[Source text — start]

- Directed by: Thushara Thennakoon
- Written by: Nandasiri Gamage
- Produced by: Sri Lanka Women's Development Services Cooperative Society Ltd
- Starring: Nadeesha Nilukshi Nayana Hettiarachchi Jagath Manuwarna
- Cinematography: Vishvajith Karunarathna
- Edited by: Pravin Jayarathna, Jayantha Ahangama
- Music by: Dinesh Subasinghe
- Production companies: Dil Films, TVT Colombo
- Release date: 20 March 2014;
- Running time: 116 minutes
- Country: Sri Lanka
- Language: Sinhala
- Budget: 180 LKR Lkhs

= WarigaPojja =

WarigaPojja is a 2014 Sri Lankan adventure film, directed by Thushara Thennakoon and produced by the Sri Lanka Women's Development Services Cooperative Society Ltd. It stars Nadeesha Nilukshi and Jagath Manuwarna in lead roles along with Somaweera Gamage and Nayana Hettiarachchi. Music composed by Dinesh Subasinghe.

[Source text — finish]
[Supplied material — start]

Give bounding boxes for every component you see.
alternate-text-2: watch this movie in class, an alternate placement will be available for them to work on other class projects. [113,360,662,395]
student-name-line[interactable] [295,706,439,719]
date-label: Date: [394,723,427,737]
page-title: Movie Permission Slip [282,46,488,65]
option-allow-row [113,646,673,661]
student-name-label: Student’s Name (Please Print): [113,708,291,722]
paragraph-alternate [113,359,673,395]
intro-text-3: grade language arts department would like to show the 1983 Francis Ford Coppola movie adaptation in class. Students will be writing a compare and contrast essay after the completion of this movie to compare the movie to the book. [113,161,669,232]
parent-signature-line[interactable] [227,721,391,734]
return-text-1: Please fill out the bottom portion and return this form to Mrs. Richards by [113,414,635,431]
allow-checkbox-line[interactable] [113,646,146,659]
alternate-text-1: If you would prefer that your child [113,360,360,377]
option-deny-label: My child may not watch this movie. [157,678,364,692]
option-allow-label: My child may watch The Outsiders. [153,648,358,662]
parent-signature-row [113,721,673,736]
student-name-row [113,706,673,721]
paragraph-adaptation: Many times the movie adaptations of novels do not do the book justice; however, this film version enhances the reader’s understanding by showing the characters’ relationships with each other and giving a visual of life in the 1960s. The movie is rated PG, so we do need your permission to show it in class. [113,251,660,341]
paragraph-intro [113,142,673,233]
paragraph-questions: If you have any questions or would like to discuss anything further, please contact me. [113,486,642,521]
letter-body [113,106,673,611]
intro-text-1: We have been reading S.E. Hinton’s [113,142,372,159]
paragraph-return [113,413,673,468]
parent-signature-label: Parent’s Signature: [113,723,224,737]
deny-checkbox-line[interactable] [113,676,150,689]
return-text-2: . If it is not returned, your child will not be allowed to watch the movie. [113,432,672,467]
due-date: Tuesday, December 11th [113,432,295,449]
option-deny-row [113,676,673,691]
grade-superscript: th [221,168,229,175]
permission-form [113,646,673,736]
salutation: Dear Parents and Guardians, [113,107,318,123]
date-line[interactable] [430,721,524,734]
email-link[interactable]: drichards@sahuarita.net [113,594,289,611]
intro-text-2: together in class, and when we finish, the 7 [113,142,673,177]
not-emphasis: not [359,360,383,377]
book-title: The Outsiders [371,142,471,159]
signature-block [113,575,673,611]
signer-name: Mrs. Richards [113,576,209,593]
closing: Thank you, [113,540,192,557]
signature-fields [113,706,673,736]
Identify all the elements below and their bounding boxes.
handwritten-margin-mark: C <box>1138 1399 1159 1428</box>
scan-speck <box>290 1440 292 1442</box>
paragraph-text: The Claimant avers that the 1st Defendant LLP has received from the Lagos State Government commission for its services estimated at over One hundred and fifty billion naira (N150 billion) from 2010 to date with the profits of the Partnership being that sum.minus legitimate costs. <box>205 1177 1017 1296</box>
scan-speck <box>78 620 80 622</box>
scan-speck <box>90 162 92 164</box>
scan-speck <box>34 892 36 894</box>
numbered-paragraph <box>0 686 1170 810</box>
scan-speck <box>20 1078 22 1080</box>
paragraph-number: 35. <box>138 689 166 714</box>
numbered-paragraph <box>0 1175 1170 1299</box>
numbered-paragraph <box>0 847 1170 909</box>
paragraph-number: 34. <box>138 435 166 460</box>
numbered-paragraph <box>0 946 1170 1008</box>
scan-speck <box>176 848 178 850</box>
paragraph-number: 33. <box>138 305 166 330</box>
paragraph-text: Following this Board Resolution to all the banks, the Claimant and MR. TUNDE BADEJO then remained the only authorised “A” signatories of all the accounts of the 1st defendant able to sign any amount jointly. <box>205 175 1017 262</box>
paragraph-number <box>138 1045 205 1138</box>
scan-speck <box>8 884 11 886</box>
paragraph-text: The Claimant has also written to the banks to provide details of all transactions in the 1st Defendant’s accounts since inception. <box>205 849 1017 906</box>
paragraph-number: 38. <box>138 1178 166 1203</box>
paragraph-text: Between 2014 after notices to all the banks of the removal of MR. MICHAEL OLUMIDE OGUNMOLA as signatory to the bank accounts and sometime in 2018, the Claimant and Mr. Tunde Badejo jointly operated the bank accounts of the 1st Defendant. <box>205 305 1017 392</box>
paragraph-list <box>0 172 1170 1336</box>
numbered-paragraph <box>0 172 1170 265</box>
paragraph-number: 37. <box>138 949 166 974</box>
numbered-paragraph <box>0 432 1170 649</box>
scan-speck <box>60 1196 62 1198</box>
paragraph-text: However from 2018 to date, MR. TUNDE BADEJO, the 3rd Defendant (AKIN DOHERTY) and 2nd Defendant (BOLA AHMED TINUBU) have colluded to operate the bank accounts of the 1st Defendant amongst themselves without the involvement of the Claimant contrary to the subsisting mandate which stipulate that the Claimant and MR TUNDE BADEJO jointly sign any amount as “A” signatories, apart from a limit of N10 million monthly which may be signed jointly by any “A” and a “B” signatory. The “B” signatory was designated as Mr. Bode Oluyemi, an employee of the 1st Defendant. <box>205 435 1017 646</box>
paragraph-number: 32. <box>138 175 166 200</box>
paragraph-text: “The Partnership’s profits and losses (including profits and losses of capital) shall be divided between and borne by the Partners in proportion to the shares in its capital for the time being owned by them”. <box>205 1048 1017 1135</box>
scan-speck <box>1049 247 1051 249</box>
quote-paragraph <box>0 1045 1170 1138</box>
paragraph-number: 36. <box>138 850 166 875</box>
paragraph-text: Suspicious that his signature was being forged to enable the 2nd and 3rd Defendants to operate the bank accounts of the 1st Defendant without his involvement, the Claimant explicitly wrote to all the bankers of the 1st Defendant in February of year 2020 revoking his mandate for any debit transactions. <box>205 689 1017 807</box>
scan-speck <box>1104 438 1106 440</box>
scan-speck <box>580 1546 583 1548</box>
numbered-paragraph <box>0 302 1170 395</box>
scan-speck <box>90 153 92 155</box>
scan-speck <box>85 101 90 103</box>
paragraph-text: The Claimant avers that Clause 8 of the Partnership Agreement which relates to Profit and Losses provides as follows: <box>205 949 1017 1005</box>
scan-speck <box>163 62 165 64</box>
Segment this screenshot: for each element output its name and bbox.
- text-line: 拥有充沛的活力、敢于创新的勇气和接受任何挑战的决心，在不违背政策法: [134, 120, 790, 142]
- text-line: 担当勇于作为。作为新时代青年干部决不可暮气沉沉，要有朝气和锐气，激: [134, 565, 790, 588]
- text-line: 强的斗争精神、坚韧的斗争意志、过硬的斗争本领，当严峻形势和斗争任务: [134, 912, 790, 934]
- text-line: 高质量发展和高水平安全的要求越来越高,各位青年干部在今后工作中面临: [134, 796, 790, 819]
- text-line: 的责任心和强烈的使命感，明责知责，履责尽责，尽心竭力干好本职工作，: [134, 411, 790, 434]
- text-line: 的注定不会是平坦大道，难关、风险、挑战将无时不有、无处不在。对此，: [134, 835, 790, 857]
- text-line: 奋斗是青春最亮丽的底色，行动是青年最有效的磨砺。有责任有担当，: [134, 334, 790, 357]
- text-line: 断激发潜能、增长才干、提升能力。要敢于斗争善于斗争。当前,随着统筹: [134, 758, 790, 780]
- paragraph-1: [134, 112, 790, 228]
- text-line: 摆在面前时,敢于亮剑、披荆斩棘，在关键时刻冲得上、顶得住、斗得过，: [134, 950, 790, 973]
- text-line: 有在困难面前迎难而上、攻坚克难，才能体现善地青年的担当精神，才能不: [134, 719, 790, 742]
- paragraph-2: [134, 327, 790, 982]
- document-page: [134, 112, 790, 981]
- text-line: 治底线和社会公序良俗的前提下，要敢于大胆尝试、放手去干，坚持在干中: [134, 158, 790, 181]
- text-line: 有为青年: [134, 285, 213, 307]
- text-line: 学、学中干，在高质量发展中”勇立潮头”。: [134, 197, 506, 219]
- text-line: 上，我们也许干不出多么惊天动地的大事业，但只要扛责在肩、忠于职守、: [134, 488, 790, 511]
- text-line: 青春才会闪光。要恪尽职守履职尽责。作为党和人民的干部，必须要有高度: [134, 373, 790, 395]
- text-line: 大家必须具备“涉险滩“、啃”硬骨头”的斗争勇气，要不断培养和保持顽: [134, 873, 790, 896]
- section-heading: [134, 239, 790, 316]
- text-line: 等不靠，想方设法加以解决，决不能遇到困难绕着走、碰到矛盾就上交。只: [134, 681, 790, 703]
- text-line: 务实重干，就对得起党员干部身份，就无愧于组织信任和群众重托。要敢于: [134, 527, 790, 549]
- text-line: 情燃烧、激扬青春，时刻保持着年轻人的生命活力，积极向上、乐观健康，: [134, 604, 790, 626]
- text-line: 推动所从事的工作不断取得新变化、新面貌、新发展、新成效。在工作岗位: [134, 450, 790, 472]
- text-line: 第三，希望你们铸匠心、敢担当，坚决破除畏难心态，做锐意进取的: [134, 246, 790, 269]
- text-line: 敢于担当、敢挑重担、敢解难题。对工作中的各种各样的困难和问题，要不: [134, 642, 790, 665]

[Supplied material — finish]

Activity A:
According to the WarigaPojja article, what is the film's running time?
Activity B:
Write out the part of the WarigaPojja article between "WarigaPojja is a" and "by Dinesh Subasinghe.", inclusive.
Activity C:
Continue the WarigaPojja article after its final sentence.

Task output A:
116 minutes

Task output B:
WarigaPojja is a 2014 Sri Lankan adventure film, directed by Thushara Thennakoon and produced by the Sri Lanka Women's Development Services Cooperative Society Ltd. It stars Nadeesha Nilukshi and Jagath Manuwarna in lead roles along with Somaweera Gamage and Nayana Hettiarachchi. Music composed by Dinesh Subasinghe.

Task output C:
The screenplay was based on a short story, Warigaya, written by Nandasiri Gamage. The film is set in the Hanthana forest area around Kandy. Wariga Pojja depicts the journey of a Morana Wariga tribesman who must escape and rescue his tribe after the destruction of the village from malaria.

Nandasir Gamage named all the financial contributors as producers of this film, numbering 80,000. Each contributed 100 lkr., This was the 1204 th movie of Sri Lankan Cinema

==Plot==

Around 1890 the indigenous Sri Lankan tribesmen (Veddas) struggled with malaria. The film starts with a mother's death from the disease and the rest of the family leaving the cave where they live with their mother's body.

The father, Kauwa, son, Billa, and daughter, Handuni, continue the trip while the father sees their mother's soul (haetaā), which follows them wherever they go. They arrive at a cave near a stream, where they make arrangements to camp. They hear the loud sounds made by Nittaewa, an uncivilized human-ape.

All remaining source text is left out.